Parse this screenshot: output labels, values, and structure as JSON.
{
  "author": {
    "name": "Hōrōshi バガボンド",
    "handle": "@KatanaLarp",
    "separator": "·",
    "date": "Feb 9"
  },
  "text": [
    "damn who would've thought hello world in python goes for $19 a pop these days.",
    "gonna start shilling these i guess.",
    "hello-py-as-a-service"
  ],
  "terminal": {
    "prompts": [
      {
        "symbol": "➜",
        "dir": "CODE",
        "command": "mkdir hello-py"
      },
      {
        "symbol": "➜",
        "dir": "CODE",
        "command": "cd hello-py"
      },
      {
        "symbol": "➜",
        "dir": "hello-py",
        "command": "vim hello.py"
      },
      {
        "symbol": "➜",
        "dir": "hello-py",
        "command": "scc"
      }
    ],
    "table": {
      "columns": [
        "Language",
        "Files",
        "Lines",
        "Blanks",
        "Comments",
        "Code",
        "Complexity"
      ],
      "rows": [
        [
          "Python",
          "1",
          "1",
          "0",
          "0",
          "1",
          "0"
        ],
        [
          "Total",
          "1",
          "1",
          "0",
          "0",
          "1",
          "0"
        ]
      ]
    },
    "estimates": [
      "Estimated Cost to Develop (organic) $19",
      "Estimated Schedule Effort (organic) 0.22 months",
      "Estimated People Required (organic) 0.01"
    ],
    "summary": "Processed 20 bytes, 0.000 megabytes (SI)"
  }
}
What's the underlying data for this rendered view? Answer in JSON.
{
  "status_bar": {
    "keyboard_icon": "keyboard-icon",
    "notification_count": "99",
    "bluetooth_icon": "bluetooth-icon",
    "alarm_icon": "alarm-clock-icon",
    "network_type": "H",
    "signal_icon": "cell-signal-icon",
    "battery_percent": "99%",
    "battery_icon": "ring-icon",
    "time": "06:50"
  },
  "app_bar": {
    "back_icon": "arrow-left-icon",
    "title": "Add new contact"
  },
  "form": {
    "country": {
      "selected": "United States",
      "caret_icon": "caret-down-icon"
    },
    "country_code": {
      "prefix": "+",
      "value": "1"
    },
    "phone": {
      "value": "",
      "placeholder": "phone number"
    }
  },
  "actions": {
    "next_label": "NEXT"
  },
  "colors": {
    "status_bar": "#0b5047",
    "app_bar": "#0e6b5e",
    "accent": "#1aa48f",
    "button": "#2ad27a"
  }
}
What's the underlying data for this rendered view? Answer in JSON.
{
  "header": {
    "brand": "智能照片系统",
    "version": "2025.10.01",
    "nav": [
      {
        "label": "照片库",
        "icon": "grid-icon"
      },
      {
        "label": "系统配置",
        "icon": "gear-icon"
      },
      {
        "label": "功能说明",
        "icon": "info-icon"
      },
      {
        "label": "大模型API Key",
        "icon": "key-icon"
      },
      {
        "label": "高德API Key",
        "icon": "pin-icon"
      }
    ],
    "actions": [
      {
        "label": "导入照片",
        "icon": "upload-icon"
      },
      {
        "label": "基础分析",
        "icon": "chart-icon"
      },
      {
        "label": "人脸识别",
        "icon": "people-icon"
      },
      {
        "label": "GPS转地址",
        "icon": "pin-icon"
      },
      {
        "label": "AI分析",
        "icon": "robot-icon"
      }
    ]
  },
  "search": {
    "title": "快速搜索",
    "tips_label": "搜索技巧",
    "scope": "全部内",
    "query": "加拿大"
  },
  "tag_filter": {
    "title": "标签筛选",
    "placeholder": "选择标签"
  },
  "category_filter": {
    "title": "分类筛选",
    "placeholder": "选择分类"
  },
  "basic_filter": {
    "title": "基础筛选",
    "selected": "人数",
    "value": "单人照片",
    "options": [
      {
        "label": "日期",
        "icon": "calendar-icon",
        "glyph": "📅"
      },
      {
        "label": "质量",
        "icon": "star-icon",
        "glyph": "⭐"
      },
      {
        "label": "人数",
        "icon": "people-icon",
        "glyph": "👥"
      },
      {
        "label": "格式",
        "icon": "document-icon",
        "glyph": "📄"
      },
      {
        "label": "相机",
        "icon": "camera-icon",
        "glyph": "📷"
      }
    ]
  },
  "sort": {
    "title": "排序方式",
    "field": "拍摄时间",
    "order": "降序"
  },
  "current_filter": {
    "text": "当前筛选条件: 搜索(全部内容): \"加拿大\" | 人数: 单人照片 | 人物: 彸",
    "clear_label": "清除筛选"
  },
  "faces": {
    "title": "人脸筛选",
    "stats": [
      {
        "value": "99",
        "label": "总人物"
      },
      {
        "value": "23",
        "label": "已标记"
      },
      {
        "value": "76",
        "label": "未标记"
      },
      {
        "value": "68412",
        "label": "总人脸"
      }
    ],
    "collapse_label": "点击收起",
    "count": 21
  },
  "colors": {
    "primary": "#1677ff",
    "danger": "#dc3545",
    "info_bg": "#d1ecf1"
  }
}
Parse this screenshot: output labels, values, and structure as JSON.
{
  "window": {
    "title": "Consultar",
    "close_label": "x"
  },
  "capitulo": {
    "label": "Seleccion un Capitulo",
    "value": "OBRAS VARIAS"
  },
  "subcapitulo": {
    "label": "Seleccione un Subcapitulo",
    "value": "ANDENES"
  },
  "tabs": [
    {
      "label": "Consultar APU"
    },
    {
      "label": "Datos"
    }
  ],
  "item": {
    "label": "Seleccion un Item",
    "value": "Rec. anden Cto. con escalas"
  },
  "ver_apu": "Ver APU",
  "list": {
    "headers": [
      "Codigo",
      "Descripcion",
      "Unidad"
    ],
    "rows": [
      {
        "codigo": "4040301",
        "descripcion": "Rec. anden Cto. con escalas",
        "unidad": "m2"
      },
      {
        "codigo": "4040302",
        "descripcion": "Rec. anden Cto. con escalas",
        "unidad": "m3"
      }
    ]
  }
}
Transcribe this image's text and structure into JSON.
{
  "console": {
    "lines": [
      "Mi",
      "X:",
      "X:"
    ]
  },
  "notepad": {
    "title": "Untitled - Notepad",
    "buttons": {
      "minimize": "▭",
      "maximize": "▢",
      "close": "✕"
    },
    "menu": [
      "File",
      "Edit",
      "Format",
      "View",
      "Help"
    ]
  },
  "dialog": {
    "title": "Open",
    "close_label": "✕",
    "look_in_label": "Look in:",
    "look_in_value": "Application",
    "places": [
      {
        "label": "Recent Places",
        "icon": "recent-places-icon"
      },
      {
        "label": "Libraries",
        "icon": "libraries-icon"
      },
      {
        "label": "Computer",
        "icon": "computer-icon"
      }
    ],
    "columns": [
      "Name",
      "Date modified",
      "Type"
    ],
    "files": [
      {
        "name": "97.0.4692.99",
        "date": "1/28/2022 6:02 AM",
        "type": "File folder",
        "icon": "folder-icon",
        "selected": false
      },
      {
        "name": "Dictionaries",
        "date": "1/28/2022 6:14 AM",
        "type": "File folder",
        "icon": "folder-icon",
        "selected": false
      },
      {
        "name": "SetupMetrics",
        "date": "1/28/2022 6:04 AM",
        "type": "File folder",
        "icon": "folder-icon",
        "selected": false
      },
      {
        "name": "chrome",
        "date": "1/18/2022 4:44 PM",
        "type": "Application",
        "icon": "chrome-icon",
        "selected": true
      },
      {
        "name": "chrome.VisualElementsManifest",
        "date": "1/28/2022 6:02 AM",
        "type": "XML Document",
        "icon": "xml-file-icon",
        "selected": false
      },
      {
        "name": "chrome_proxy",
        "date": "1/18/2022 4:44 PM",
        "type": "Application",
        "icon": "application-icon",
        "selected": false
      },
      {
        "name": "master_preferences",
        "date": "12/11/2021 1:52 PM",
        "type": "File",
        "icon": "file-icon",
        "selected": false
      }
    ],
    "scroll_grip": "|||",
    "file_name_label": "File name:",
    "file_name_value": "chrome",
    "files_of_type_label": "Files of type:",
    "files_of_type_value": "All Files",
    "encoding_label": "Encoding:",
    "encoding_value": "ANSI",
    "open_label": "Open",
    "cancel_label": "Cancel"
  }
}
..............................
▸ What you should do: In the material above, find the lines that contain "command" and show them.

▸ Task output:
        "command": "mkdir hello-py"
        "command": "cd hello-py"
        "command": "vim hello.py"
        "command": "scc"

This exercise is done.